* _Task statement_: Within the data that follows, how many lines carry the string "JSON"? Give the number alone.

"""

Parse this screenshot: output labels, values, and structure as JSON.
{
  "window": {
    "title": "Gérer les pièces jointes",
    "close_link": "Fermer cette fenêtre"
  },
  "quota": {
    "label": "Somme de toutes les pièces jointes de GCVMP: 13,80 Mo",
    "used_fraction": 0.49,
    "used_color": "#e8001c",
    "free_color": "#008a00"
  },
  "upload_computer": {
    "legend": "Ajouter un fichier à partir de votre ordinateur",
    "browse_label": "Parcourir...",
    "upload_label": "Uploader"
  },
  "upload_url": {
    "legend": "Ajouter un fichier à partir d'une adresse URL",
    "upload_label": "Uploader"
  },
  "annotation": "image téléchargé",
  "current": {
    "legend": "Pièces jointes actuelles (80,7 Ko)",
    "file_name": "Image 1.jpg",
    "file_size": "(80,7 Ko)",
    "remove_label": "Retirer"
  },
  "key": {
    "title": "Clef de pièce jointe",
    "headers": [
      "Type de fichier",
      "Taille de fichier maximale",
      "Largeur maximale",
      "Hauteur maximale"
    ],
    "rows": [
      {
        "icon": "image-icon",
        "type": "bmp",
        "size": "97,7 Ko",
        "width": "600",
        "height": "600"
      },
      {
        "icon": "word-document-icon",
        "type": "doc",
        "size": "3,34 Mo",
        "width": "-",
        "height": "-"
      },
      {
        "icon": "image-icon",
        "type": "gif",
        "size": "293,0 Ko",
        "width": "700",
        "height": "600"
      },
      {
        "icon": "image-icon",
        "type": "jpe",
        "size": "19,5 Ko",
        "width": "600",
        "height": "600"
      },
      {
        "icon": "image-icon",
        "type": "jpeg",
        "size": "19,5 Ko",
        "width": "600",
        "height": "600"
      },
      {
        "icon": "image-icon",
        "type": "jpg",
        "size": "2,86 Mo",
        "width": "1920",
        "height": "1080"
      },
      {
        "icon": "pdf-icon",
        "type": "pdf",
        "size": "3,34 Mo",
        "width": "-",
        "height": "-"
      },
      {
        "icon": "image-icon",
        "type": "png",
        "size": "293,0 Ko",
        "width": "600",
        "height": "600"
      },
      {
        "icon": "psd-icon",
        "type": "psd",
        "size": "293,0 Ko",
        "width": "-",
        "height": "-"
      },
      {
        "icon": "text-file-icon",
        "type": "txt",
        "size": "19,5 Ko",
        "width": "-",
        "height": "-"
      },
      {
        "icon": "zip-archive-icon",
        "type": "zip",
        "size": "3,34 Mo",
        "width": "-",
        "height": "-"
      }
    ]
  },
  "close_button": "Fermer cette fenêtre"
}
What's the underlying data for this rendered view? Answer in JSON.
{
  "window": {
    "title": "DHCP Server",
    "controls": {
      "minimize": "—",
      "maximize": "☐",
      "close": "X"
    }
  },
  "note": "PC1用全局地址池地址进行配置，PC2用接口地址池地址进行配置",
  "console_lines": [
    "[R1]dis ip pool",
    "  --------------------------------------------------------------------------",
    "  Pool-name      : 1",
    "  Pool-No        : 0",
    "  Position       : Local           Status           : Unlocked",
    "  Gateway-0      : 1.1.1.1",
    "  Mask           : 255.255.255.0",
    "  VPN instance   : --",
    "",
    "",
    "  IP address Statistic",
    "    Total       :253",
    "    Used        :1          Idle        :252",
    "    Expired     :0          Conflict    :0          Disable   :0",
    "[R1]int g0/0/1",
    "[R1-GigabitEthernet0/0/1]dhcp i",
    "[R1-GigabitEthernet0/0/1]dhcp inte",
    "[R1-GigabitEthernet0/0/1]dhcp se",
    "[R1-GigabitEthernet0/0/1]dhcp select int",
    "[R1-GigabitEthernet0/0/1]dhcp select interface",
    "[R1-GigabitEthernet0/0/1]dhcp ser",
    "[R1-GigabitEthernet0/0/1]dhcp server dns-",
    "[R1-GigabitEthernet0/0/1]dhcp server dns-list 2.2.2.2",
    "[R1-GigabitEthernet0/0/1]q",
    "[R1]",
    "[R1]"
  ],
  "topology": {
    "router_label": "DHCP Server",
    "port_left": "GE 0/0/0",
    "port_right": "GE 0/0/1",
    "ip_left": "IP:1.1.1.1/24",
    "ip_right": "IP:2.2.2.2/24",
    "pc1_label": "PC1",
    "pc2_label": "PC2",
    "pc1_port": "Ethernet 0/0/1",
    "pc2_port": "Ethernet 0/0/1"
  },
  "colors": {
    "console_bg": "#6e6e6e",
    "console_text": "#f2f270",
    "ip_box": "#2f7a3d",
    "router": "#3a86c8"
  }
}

"""

* _Expected output_: 2